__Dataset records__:
========================================

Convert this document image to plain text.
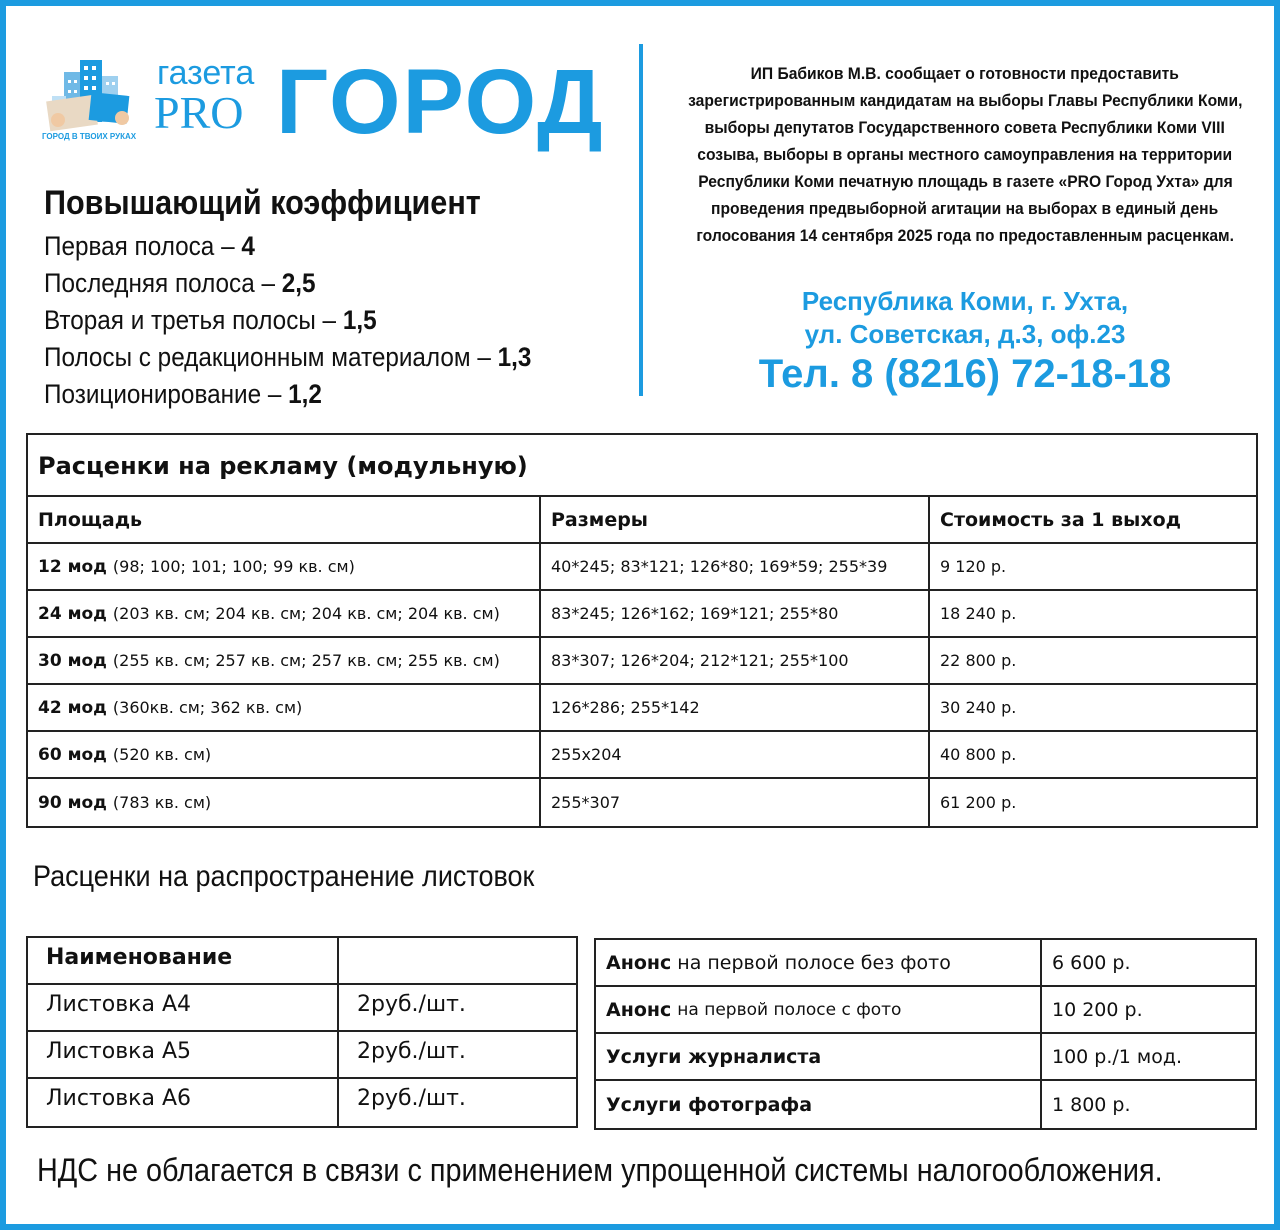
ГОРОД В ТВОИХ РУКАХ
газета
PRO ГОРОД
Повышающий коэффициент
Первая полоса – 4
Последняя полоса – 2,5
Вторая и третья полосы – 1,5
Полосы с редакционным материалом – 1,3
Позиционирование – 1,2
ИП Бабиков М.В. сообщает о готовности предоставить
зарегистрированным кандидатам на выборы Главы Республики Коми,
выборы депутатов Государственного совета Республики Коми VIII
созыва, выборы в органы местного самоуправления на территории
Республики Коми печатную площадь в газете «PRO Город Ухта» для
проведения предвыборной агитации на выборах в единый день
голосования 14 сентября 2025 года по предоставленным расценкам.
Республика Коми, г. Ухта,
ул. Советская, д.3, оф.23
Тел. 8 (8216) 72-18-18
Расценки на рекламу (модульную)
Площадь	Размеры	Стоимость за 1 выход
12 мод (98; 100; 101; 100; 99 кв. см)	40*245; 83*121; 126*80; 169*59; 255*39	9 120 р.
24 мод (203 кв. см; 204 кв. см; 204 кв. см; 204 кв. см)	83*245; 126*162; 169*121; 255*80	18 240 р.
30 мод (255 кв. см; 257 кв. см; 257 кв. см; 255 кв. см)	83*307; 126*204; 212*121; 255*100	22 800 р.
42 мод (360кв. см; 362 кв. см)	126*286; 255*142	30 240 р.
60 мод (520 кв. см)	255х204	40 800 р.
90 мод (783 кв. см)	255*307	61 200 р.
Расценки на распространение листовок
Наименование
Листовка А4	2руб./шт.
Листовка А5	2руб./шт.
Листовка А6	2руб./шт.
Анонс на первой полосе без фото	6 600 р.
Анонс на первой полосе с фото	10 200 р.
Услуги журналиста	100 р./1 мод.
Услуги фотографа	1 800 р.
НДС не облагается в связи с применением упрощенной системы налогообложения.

========================================

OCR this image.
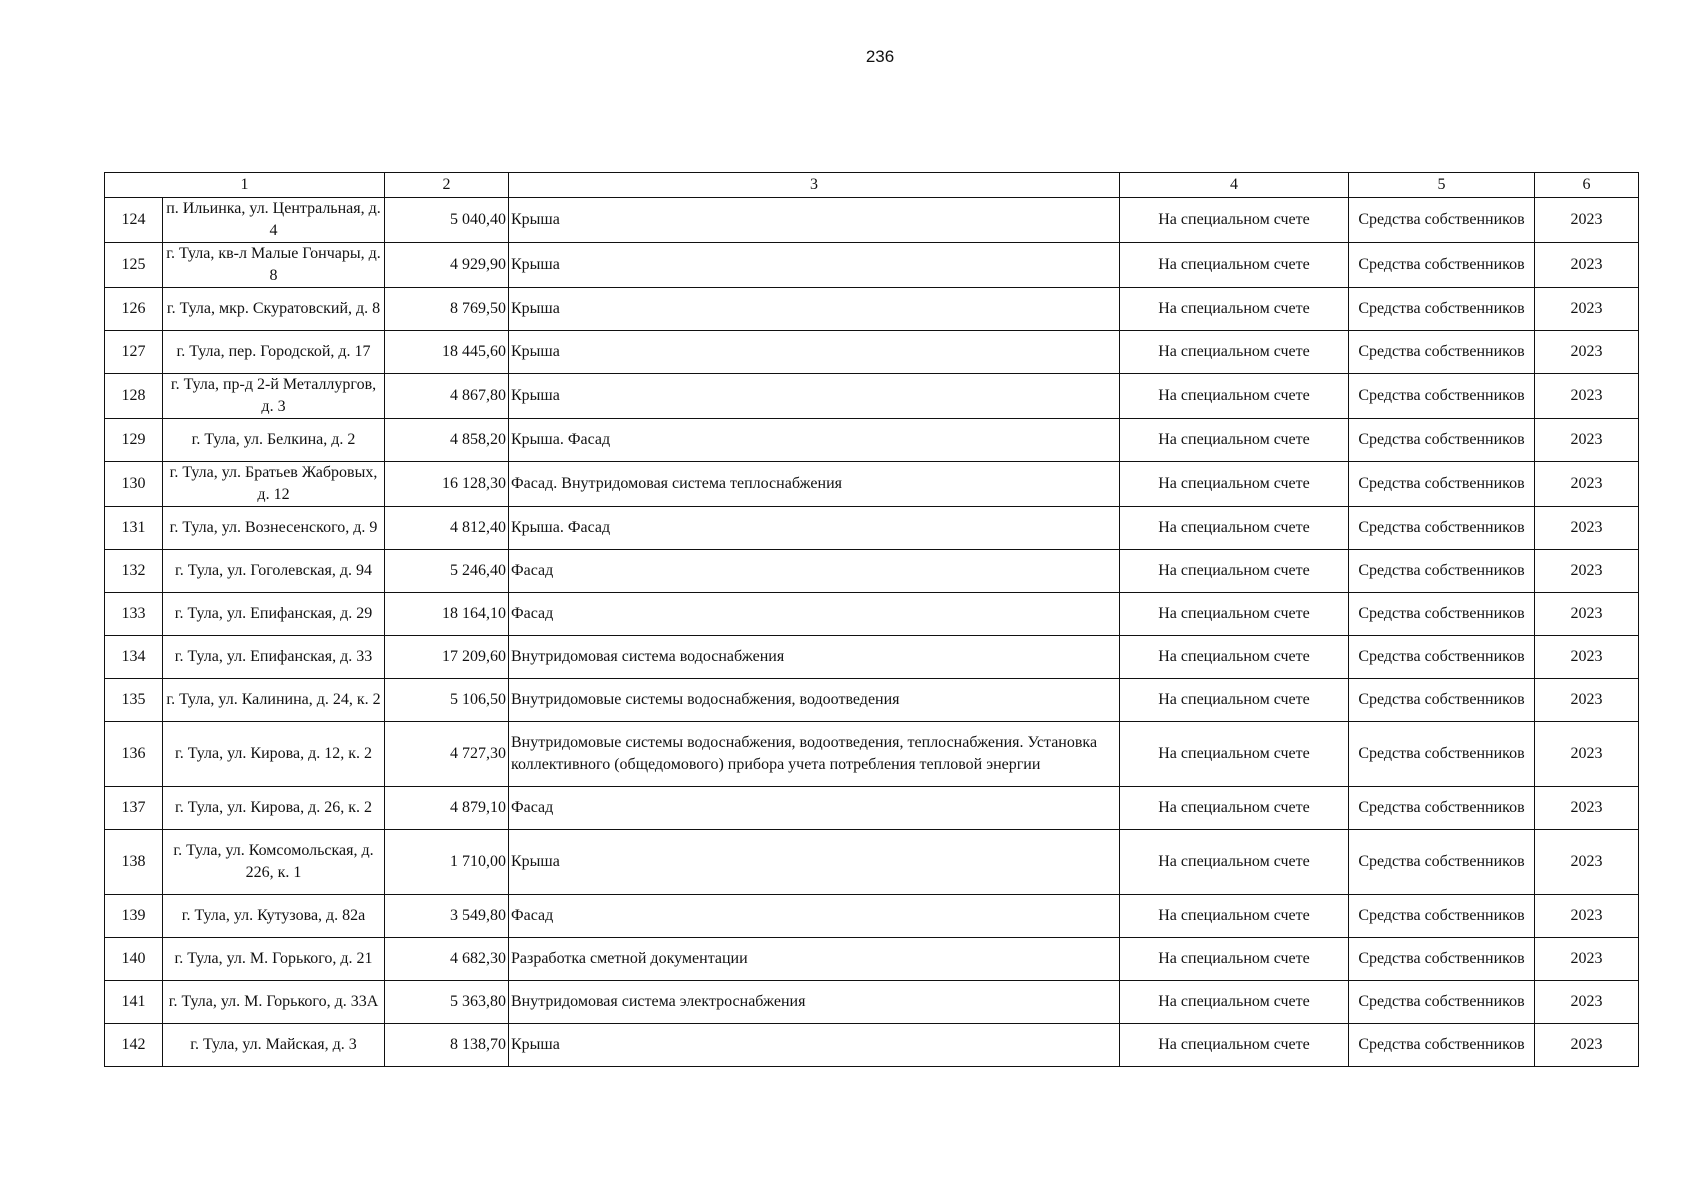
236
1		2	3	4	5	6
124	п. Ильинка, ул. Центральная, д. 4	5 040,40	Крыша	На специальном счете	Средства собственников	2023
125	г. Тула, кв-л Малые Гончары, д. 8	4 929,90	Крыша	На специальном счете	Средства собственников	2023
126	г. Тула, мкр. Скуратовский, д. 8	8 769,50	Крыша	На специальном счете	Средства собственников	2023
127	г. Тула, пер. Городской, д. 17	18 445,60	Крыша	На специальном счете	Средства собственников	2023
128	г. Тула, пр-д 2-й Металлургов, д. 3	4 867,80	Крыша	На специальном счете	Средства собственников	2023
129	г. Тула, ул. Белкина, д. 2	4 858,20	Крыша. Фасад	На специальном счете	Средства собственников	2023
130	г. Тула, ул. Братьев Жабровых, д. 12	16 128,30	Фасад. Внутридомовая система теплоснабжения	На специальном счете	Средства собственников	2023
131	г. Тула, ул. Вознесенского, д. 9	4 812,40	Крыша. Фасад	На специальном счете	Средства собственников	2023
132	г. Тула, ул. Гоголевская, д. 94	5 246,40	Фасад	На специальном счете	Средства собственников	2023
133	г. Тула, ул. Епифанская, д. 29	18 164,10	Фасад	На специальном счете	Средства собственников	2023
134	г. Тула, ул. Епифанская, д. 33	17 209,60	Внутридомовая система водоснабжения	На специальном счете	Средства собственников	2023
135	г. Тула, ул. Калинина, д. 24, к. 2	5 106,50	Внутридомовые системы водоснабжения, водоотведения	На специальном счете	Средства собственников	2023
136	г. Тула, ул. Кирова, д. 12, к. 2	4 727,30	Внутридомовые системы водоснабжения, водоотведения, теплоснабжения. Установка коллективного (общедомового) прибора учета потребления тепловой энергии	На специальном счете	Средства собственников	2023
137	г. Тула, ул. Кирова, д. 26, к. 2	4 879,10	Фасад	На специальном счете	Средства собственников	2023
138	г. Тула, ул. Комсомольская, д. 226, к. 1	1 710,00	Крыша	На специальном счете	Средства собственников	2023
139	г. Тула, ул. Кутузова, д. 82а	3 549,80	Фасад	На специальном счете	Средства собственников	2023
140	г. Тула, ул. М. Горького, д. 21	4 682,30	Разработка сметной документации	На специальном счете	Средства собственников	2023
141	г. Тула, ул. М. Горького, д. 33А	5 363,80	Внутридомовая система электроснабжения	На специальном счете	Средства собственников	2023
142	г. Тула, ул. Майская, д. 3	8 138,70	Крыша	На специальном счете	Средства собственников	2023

========================================

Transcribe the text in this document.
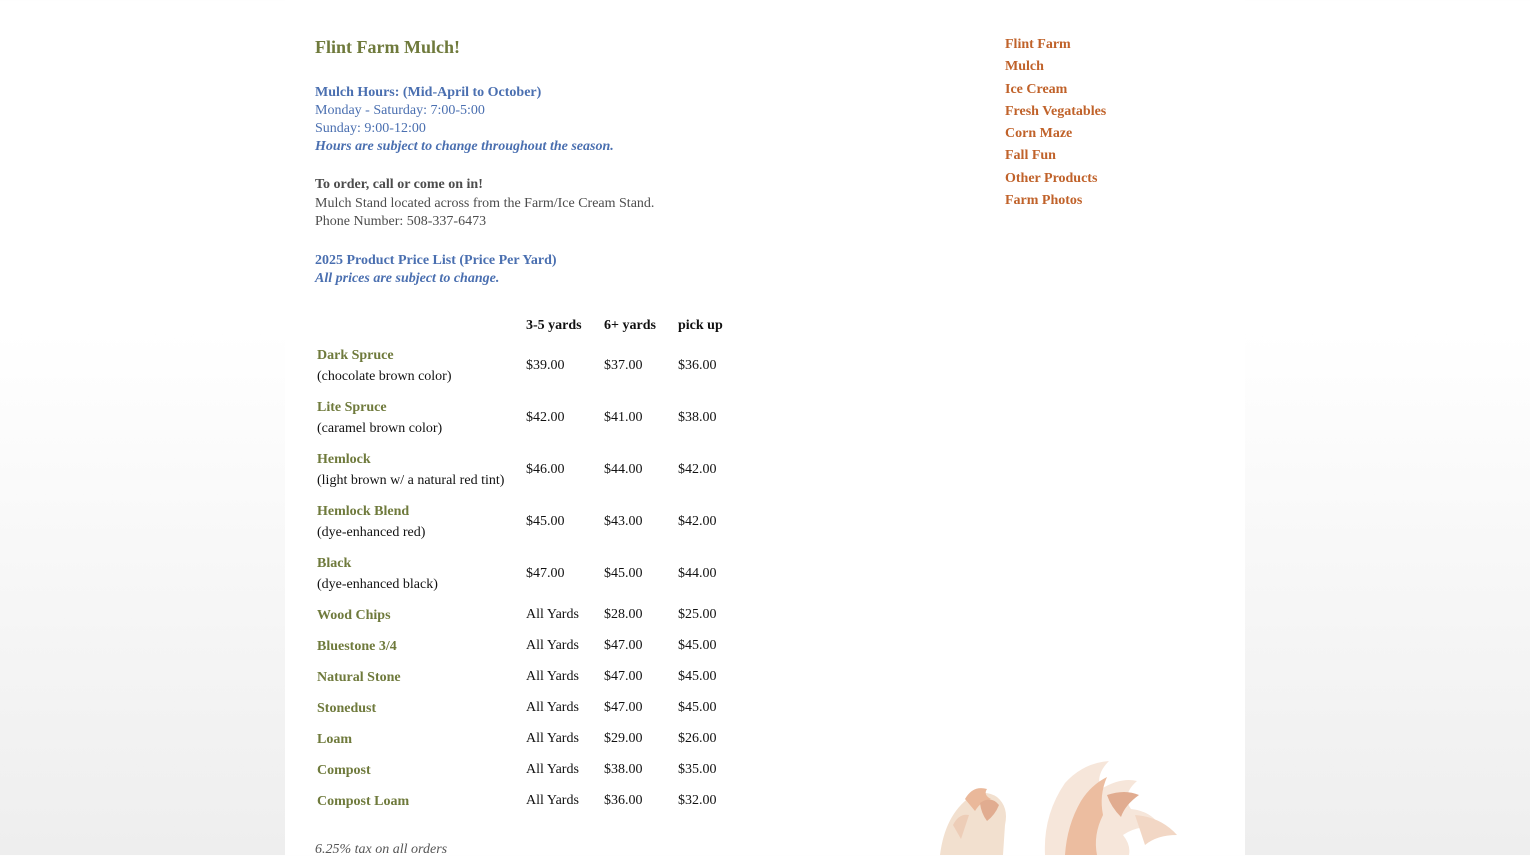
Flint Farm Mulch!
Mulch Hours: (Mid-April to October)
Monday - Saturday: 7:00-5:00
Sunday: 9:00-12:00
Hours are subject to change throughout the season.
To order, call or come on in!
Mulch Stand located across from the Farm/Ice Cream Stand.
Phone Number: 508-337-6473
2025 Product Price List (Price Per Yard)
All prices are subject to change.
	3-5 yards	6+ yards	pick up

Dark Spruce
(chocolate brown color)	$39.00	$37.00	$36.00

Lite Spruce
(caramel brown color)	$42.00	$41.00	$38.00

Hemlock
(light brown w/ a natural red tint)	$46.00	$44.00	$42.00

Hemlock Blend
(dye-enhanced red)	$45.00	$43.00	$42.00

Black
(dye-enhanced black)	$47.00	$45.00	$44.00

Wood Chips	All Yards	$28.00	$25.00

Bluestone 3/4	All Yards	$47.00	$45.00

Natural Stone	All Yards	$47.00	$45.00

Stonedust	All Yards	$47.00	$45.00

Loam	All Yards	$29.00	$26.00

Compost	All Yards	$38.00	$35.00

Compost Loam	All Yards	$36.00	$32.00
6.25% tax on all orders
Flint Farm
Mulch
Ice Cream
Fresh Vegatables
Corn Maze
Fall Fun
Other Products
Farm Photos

========================================

Look for "Анонс" and pull out every line that has it.

Анонс на первой полосе без фото	6 600 р.
Анонс на первой полосе с фото	10 200 р.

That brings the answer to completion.